>> Begin

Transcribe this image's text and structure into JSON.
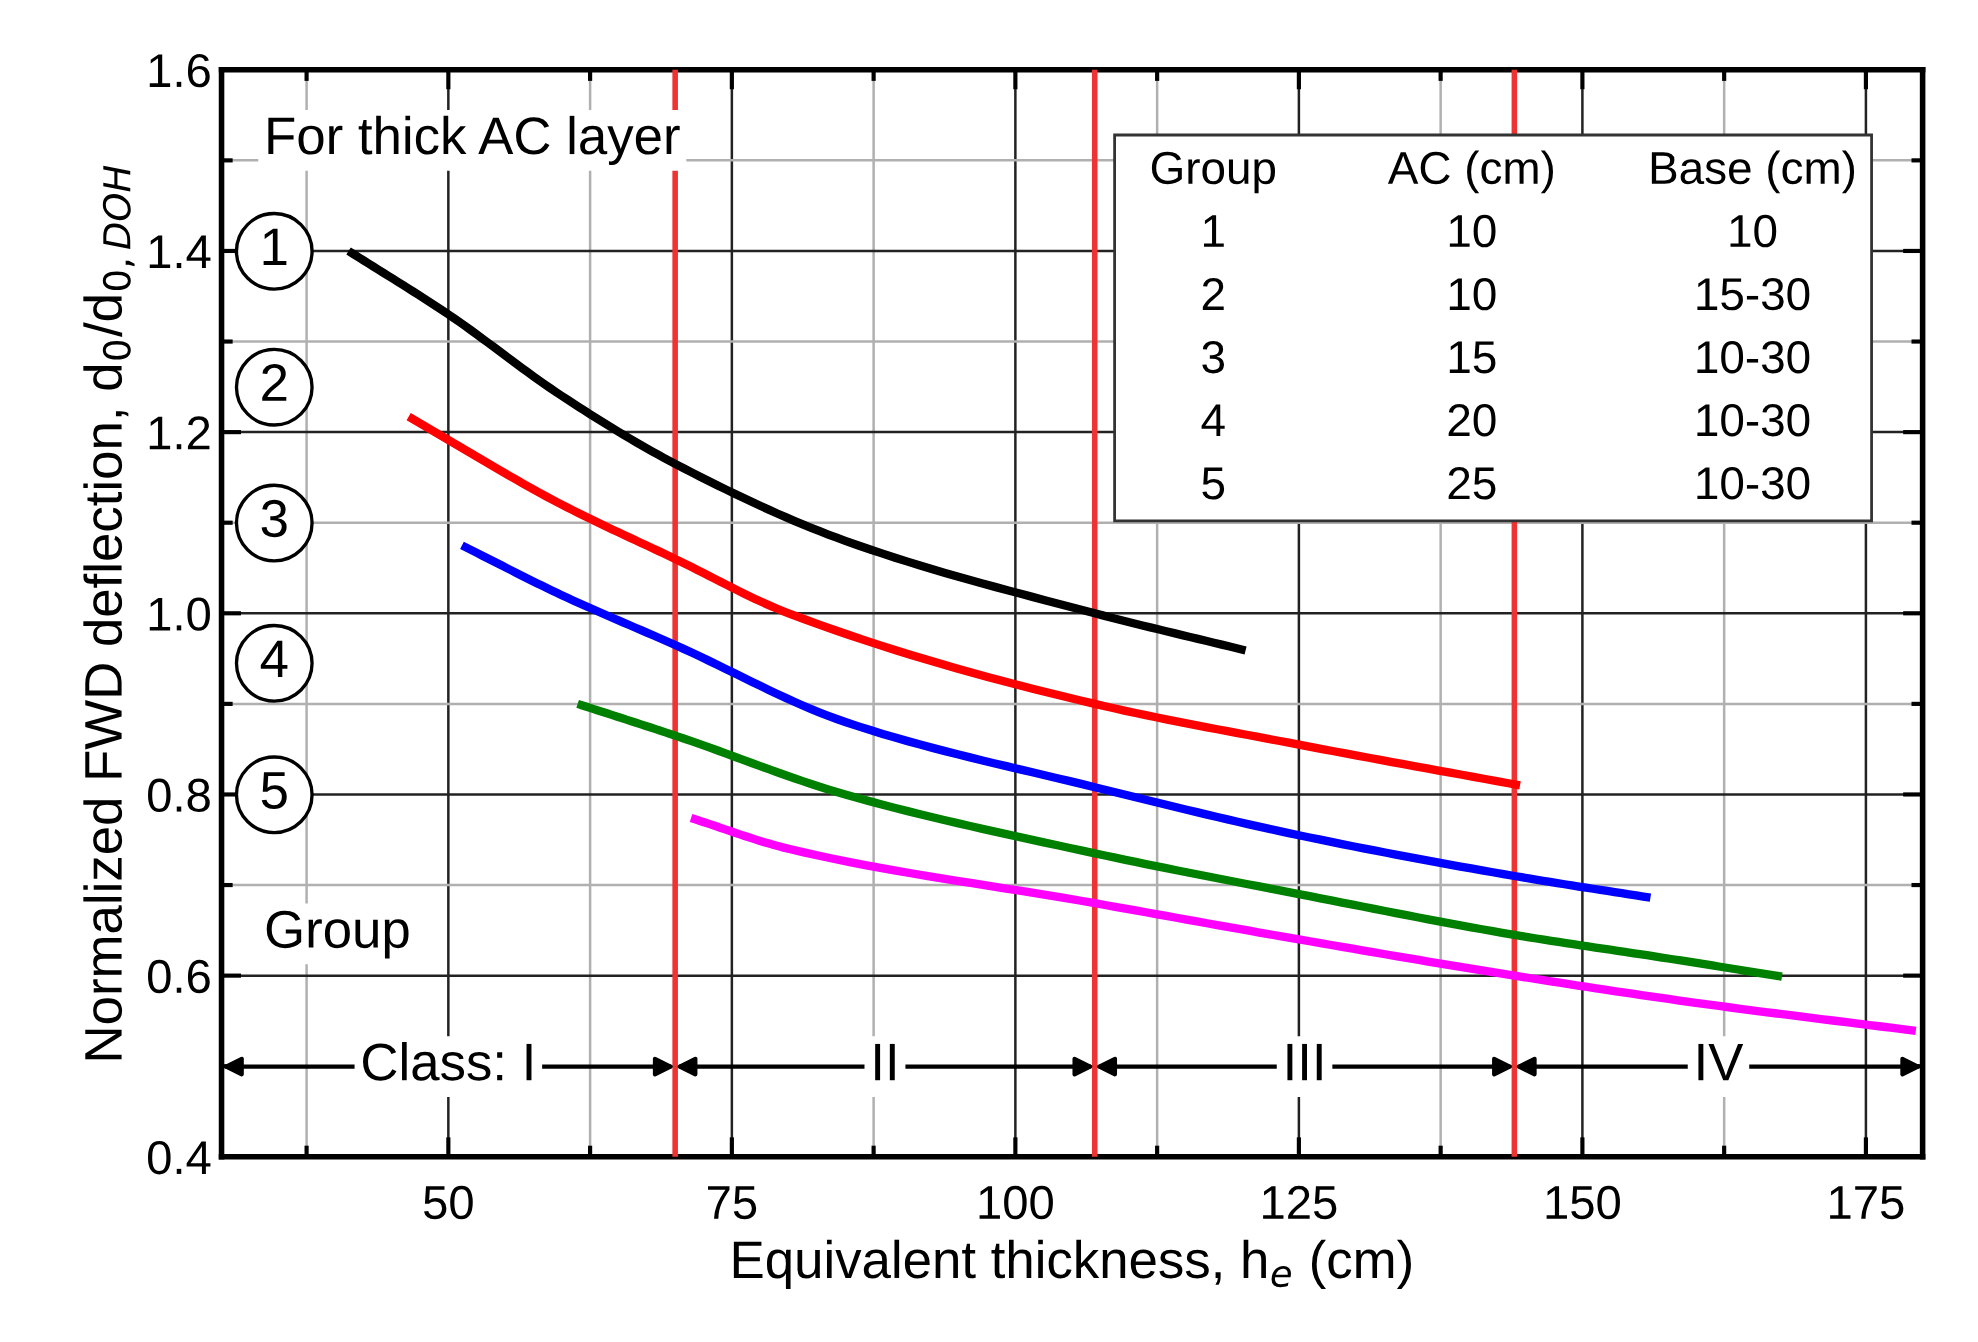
{
  "chart_data": {
    "type": "line",
    "xlabel": "Equivalent thickness, h$_{e}$ (cm)",
    "ylabel": "Normalized FWD deflection, d$_{0}$/d$_{0,DOH}$",
    "xlim": [
      30,
      180
    ],
    "xticks": [
      50,
      75,
      100,
      125,
      150,
      175
    ],
    "ylim": [
      0.4,
      1.6
    ],
    "yticks": [
      0.4,
      0.6,
      0.8,
      {
        "value": 1.0,
        "label": "1.0"
      },
      1.2,
      1.4,
      1.6
    ],
    "grid": true,
    "line_style": "solid",
    "series": [
      {
        "color": "#000000",
        "x": [
          41.2,
          50,
          60,
          70,
          85,
          107,
          120.3
        ],
        "values": [
          1.4,
          1.33,
          1.24,
          1.165,
          1.08,
          1.0,
          0.959
        ]
      },
      {
        "color": "#ff0000",
        "x": [
          46.5,
          60,
          70,
          80,
          107,
          125,
          144.5
        ],
        "values": [
          1.217,
          1.12,
          1.06,
          1.0,
          0.9,
          0.855,
          0.81
        ]
      },
      {
        "color": "#0000ff",
        "x": [
          51.2,
          60,
          70,
          85,
          107,
          125,
          144,
          156
        ],
        "values": [
          1.075,
          1.02,
          0.965,
          0.88,
          0.808,
          0.755,
          0.71,
          0.686
        ]
      },
      {
        "color": "#008000",
        "x": [
          61.4,
          70,
          85,
          107,
          125,
          144,
          157,
          167.6
        ],
        "values": [
          0.9,
          0.865,
          0.8,
          0.735,
          0.69,
          0.645,
          0.62,
          0.599
        ]
      },
      {
        "color": "#ff00ff",
        "x": [
          71.4,
          80,
          107,
          125,
          144,
          160,
          179.4
        ],
        "values": [
          0.774,
          0.74,
          0.68,
          0.64,
          0.6,
          0.57,
          0.539
        ]
      }
    ],
    "ref_lines": [
      {
        "axis": "x",
        "value": 70,
        "color": "#ee3333"
      },
      {
        "axis": "x",
        "value": 107,
        "color": "#ee3333"
      },
      {
        "axis": "x",
        "value": 144,
        "color": "#ee3333"
      }
    ],
    "annotations": [
      "Class: I",
      "II",
      "III",
      "IV",
      "For thick AC layer",
      "1",
      "2",
      "3",
      "4",
      "5",
      "Group",
      "Group",
      "AC (cm)",
      "Base (cm)",
      "1",
      "10",
      "10",
      "2",
      "10",
      "15-30",
      "3",
      "15",
      "10-30",
      "4",
      "20",
      "10-30",
      "5",
      "25",
      "10-30"
    ]
  }
}
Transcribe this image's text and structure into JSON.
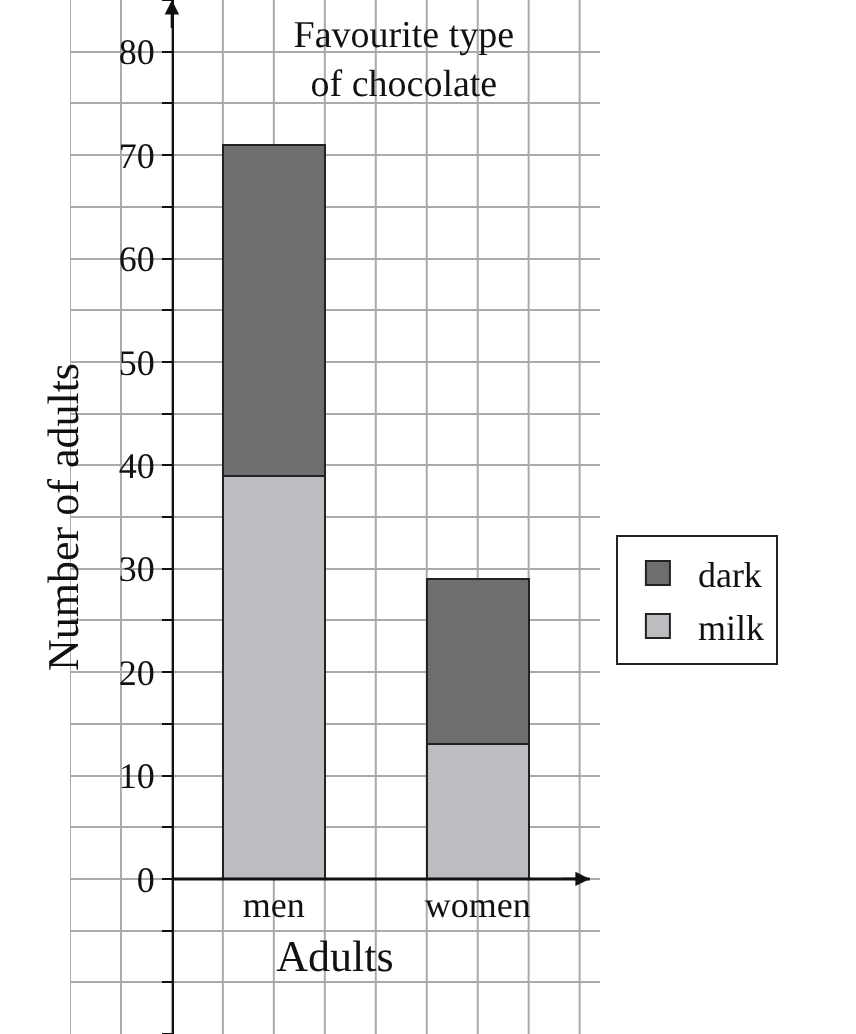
{
  "chart_data": {
    "type": "bar",
    "stacked": true,
    "title": "Favourite type\nof chocolate",
    "xlabel": "Adults",
    "ylabel": "Number of adults",
    "categories": [
      "men",
      "women"
    ],
    "series": [
      {
        "name": "milk",
        "color": "#bcbdc0",
        "values": [
          39,
          13
        ]
      },
      {
        "name": "dark",
        "color": "#6d6e70",
        "values": [
          32,
          16
        ]
      }
    ],
    "ylim": [
      -15,
      85
    ],
    "yticks": [
      {
        "value": -15,
        "label": null
      },
      {
        "value": -10,
        "label": null
      },
      {
        "value": -5,
        "label": null
      },
      0,
      {
        "value": 5,
        "label": null
      },
      10,
      {
        "value": 15,
        "label": null
      },
      20,
      {
        "value": 25,
        "label": null
      },
      30,
      {
        "value": 35,
        "label": null
      },
      40,
      {
        "value": 45,
        "label": null
      },
      50,
      {
        "value": 55,
        "label": null
      },
      60,
      {
        "value": 65,
        "label": null
      },
      70,
      {
        "value": 75,
        "label": null
      },
      80,
      {
        "value": 85,
        "label": null
      }
    ],
    "grid": true,
    "legend": "right"
  }
}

>> End

**Exercise objective**
Your task is to report how many lines of the material include the string "color". Give the number and no other words.

**Right answer**
10